### [Extrait]

↓

Quand le pouvoir économique banalise l’extrême droite.
Il y a des moments dans l’histoire où certains choix en disent long, pas seulement sur le présent, mais sur ce que l’on est prêt à accepter pour l’avenir.
Hier comme aujourd’hui, les liens entre pouvoir économique et forces politiques ne sont jamais anodins.
Quand le patronat choisit ses interlocuteurs, il envoie un signal. Recevoir Jordan Bardella, dirigeant du Rassemblement national, ce n’est pas un geste neutre. C’est une forme de normalisation.
On peut toujours expliquer qu’il s’agit de “dialogue”, de “représentation démocratique” ou de “réalisme”. Mais l’histoire nous rappelle que banaliser certaines idées, certaines forces politiques, ouvre des portes qu’on ne referme pas facilement.
Ce qui inquiète, ce n’est pas seulement la rencontre en elle-même. C’est ce qu’elle révèle : une acceptation progressive, presque tranquille, d’une extrême droite présentée comme une option parmi d’autres.
Comme si tout cela allait de soi.
Non, cela ne va pas de soi.
On peut, on doit débattre. Mais on peut aussi refuser de cautionner, refuser de banaliser, refuser d’oublier.
Parce que le “devoir de mémoire” ne consiste pas seulement à commémorer le passé. Il consiste aussi à reconnaître, dans le présent, les signaux faibles… avant qu’ils ne deviennent évidents.
Et aujourd’hui, ce signal est inquiétant.

↑

### [Données enregistrées]
↓

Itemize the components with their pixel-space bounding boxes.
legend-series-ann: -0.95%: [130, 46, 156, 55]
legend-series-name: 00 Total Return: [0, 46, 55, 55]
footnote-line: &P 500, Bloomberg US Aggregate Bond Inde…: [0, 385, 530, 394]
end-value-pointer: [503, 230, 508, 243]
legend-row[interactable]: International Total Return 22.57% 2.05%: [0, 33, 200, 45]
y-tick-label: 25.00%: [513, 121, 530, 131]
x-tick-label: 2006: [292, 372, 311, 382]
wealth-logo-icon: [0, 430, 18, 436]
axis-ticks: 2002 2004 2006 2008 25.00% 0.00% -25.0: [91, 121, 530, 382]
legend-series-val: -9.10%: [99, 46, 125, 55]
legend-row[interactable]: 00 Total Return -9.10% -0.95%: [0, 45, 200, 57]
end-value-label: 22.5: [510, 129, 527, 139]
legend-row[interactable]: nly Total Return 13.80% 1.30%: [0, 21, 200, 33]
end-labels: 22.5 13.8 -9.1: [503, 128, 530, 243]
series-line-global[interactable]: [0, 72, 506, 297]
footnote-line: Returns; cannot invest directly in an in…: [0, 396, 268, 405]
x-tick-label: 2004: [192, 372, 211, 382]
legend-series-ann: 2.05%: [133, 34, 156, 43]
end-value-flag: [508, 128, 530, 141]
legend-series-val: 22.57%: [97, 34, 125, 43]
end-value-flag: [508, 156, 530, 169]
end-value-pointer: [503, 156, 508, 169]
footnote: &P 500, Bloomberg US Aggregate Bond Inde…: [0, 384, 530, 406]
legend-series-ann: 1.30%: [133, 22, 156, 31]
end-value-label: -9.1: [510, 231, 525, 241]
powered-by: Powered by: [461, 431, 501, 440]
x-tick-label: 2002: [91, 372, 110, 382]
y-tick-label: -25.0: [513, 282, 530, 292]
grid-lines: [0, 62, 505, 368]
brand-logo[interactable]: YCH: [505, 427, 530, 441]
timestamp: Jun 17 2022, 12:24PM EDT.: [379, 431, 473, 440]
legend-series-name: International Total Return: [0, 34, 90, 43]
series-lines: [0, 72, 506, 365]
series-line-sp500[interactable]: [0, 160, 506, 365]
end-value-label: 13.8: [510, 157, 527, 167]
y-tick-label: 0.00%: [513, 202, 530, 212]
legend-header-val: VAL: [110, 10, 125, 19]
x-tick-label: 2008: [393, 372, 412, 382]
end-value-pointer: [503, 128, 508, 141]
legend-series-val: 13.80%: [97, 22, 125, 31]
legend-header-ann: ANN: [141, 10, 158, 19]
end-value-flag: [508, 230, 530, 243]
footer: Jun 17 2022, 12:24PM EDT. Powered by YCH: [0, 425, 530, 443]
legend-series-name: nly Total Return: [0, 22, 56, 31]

↑

### [Consigne]
Pouvez-vous reprendre mot pour mot, dans l'extrait sur la banalisation de l'extrême droite, tout ce qui va de « Comme si tout » jusqu'à « ne deviennent évidents. » ?

### [Réponse rédigée]
Comme si tout cela allait de soi.
Non, cela ne va pas de soi.
On peut, on doit débattre. Mais on peut aussi refuser de cautionner, refuser de banaliser, refuser d’oublier.
Parce que le “devoir de mémoire” ne consiste pas seulement à commémorer le passé. Il consiste aussi à reconnaître, dans le présent, les signaux faibles… avant qu’ils ne deviennent évidents.